Data entries
## start

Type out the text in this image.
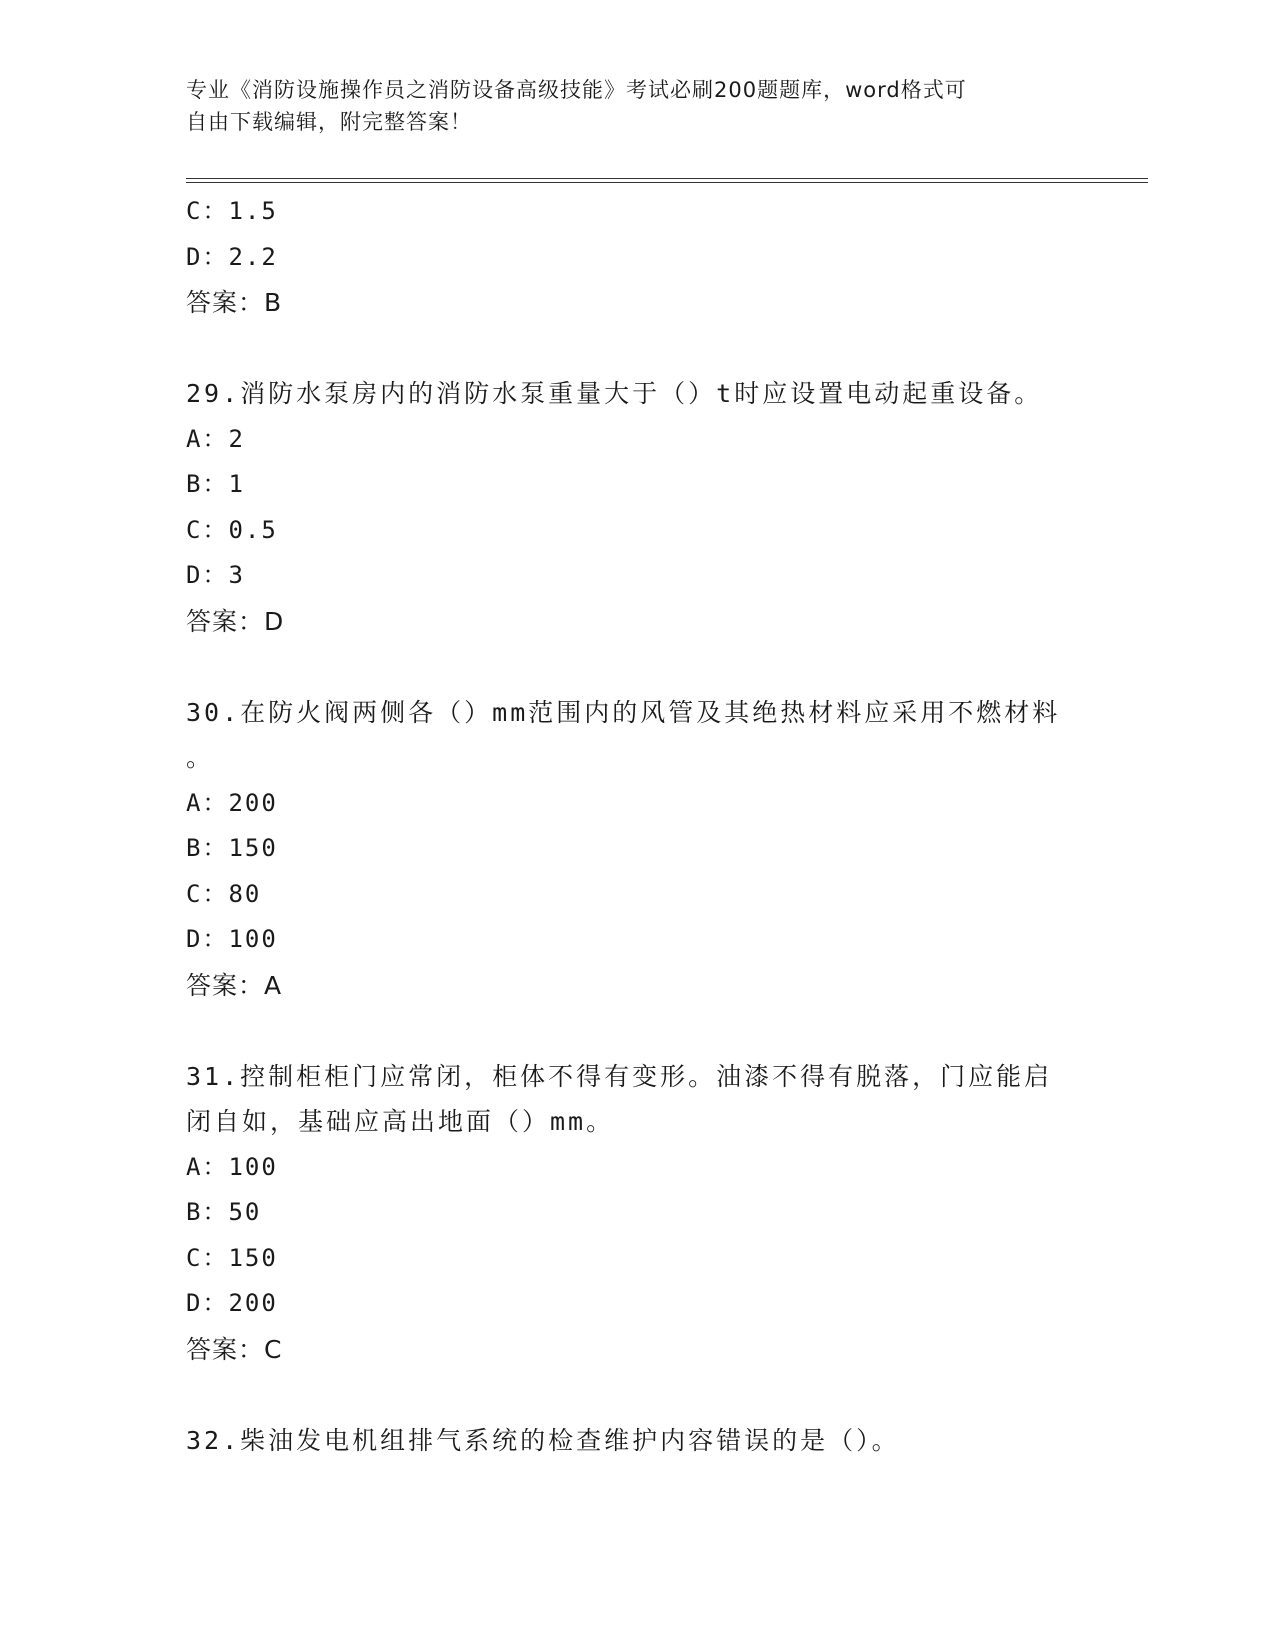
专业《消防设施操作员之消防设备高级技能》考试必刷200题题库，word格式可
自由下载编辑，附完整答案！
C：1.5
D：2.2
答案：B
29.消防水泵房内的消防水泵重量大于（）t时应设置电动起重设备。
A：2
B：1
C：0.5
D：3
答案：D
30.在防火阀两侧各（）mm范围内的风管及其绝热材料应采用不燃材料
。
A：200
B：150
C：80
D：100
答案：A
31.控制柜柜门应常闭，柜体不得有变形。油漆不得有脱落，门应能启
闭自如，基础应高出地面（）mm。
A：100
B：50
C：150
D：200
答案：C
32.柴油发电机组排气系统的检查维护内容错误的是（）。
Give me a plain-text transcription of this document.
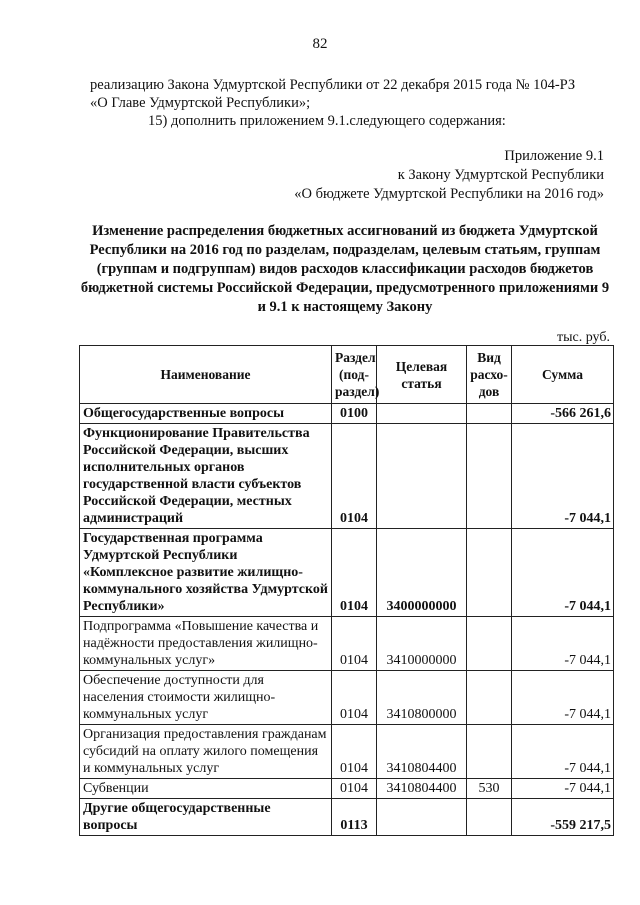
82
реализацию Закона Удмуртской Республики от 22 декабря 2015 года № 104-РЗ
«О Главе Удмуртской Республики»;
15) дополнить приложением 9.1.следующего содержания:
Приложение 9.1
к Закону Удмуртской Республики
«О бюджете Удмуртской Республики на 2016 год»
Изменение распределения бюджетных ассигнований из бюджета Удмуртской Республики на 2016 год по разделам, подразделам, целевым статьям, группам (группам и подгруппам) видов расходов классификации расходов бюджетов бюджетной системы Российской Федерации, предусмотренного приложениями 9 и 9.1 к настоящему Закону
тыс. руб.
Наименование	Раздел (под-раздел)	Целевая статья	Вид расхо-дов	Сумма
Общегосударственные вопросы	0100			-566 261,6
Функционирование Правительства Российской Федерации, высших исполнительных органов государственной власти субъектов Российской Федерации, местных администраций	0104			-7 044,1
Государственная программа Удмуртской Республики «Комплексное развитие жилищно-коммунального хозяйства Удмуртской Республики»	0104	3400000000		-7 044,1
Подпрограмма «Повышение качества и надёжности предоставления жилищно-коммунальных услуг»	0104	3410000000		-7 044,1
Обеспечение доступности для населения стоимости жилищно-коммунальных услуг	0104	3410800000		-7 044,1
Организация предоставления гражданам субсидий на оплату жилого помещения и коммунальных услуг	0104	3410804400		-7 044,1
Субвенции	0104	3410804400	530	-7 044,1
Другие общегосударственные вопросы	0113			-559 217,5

## end

WHAT IS BEING ASKED:
Pictures in the records above should not be copied. Repeat everything else exactly.

EXERCISE RESPONSE:
Type out the text in this image.
专业《消防设施操作员之消防设备高级技能》考试必刷200题题库，word格式可
自由下载编辑，附完整答案！
C：1.5
D：2.2
答案：B
29.消防水泵房内的消防水泵重量大于（）t时应设置电动起重设备。
A：2
B：1
C：0.5
D：3
答案：D
30.在防火阀两侧各（）mm范围内的风管及其绝热材料应采用不燃材料
。
A：200
B：150
C：80
D：100
答案：A
31.控制柜柜门应常闭，柜体不得有变形。油漆不得有脱落，门应能启
闭自如，基础应高出地面（）mm。
A：100
B：50
C：150
D：200
答案：C
32.柴油发电机组排气系统的检查维护内容错误的是（）。
Give me a plain-text transcription of this document.
82
реализацию Закона Удмуртской Республики от 22 декабря 2015 года № 104-РЗ
«О Главе Удмуртской Республики»;
15) дополнить приложением 9.1.следующего содержания:
Приложение 9.1
к Закону Удмуртской Республики
«О бюджете Удмуртской Республики на 2016 год»
Изменение распределения бюджетных ассигнований из бюджета Удмуртской Республики на 2016 год по разделам, подразделам, целевым статьям, группам (группам и подгруппам) видов расходов классификации расходов бюджетов бюджетной системы Российской Федерации, предусмотренного приложениями 9 и 9.1 к настоящему Закону
тыс. руб.
Наименование	Раздел (под-раздел)	Целевая статья	Вид расхо-дов	Сумма
Общегосударственные вопросы	0100			-566 261,6
Функционирование Правительства Российской Федерации, высших исполнительных органов государственной власти субъектов Российской Федерации, местных администраций	0104			-7 044,1
Государственная программа Удмуртской Республики «Комплексное развитие жилищно-коммунального хозяйства Удмуртской Республики»	0104	3400000000		-7 044,1
Подпрограмма «Повышение качества и надёжности предоставления жилищно-коммунальных услуг»	0104	3410000000		-7 044,1
Обеспечение доступности для населения стоимости жилищно-коммунальных услуг	0104	3410800000		-7 044,1
Организация предоставления гражданам субсидий на оплату жилого помещения и коммунальных услуг	0104	3410804400		-7 044,1
Субвенции	0104	3410804400	530	-7 044,1
Другие общегосударственные вопросы	0113			-559 217,5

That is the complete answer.